Copy the listing verbatim, excluding any images found in it.

[START OF Records]

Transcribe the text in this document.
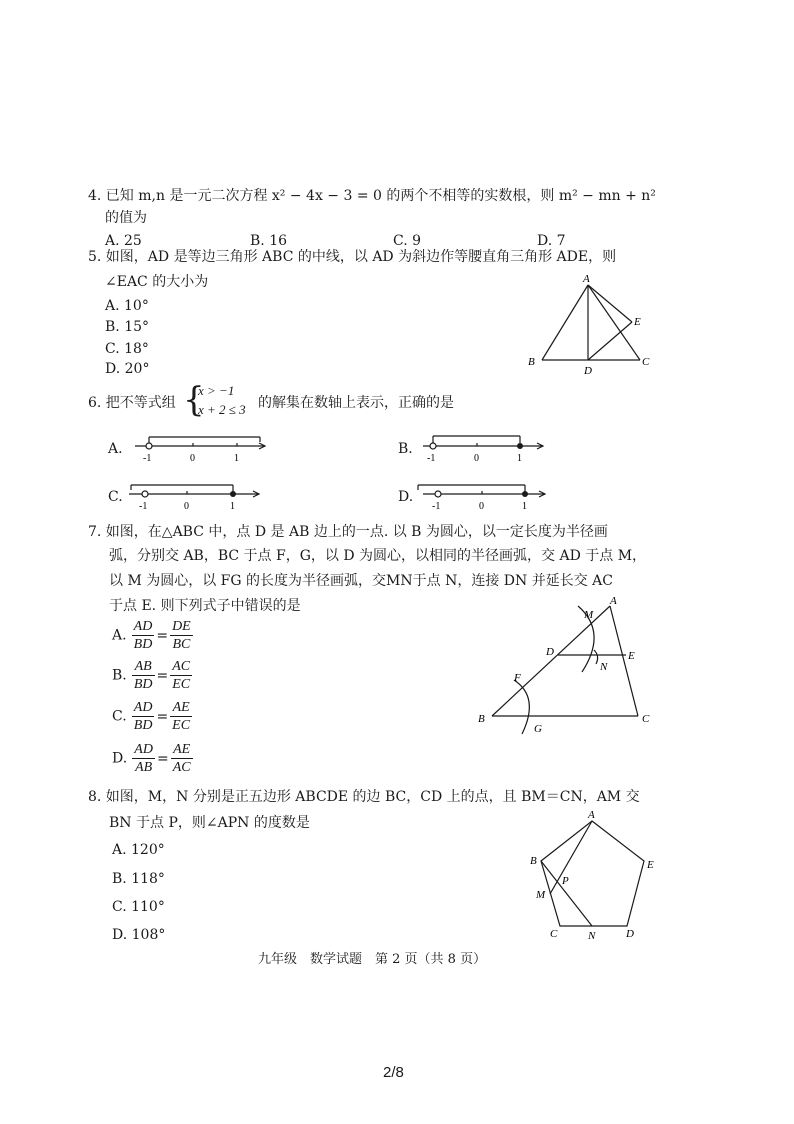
4. 已知 m,n 是一元二次方程 x² − 4x − 3 = 0 的两个不相等的实数根，则 m² − mn + n²
的值为
A. 25	B. 16	C. 9	D. 7
5. 如图，AD 是等边三角形 ABC 的中线，以 AD 为斜边作等腰直角三角形 ADE，则
∠EAC 的大小为
A. 10°
B. 15°
C. 18°
D. 20°
A
E
B
D
C
6. 把不等式组 {
x > −1
x + 2 ≤ 3 的解集在数轴上表示，正确的是
A.
-1	0	1
B.
-1	0	1
C.
-1	0	1
D.
-1	0	1
7. 如图，在△ABC 中，点 D 是 AB 边上的一点. 以 B 为圆心，以一定长度为半径画
弧，分别交 AB，BC 于点 F，G，以 D 为圆心，以相同的半径画弧，交 AD 于点 M，
以 M 为圆心，以 FG 的长度为半径画弧，交MN于点 N，连接 DN 并延长交 AC
于点 E. 则下列式子中错误的是
A. $\frac{AD}{BD} = \frac{DE}{BC}$
B. $\frac{AB}{BD} = \frac{AC}{EC}$
C. $\frac{AD}{BD} = \frac{AE}{EC}$
D. $\frac{AD}{AB} = \frac{AE}{AC}$
M
A
D
N
E
F
B
G
C
8. 如图，M，N 分别是正五边形 ABCDE 的边 BC，CD 上的点，且 BM＝CN，AM 交
BN 于点 P，则∠APN 的度数是
A. 120°
B. 118°
C. 110°
D. 108°
A
B	E
P
M
C	N	D
九年级　数学试题　第 2 页（共 8 页）
2/8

[END OF Records]

Task answer.
Transcribe the text in this document.
4. 已知 m,n 是一元二次方程 x² − 4x − 3 = 0 的两个不相等的实数根，则 m² − mn + n²
的值为
A. 25	B. 16	C. 9	D. 7
5. 如图，AD 是等边三角形 ABC 的中线，以 AD 为斜边作等腰直角三角形 ADE，则
∠EAC 的大小为
A. 10°
B. 15°
C. 18°
D. 20°
A
E
B
D
C
6. 把不等式组 {
x > −1
x + 2 ≤ 3 的解集在数轴上表示，正确的是
A.
-1	0	1
B.
-1	0	1
C.
-1	0	1
D.
-1	0	1
7. 如图，在△ABC 中，点 D 是 AB 边上的一点. 以 B 为圆心，以一定长度为半径画
弧，分别交 AB，BC 于点 F，G，以 D 为圆心，以相同的半径画弧，交 AD 于点 M，
以 M 为圆心，以 FG 的长度为半径画弧，交MN于点 N，连接 DN 并延长交 AC
于点 E. 则下列式子中错误的是
A. $\frac{AD}{BD} = \frac{DE}{BC}$
B. $\frac{AB}{BD} = \frac{AC}{EC}$
C. $\frac{AD}{BD} = \frac{AE}{EC}$
D. $\frac{AD}{AB} = \frac{AE}{AC}$
M
A
D
N
E
F
B
G
C
8. 如图，M，N 分别是正五边形 ABCDE 的边 BC，CD 上的点，且 BM＝CN，AM 交
BN 于点 P，则∠APN 的度数是
A. 120°
B. 118°
C. 110°
D. 108°
A
B	E
P
M
C	N	D
九年级　数学试题　第 2 页（共 8 页）
2/8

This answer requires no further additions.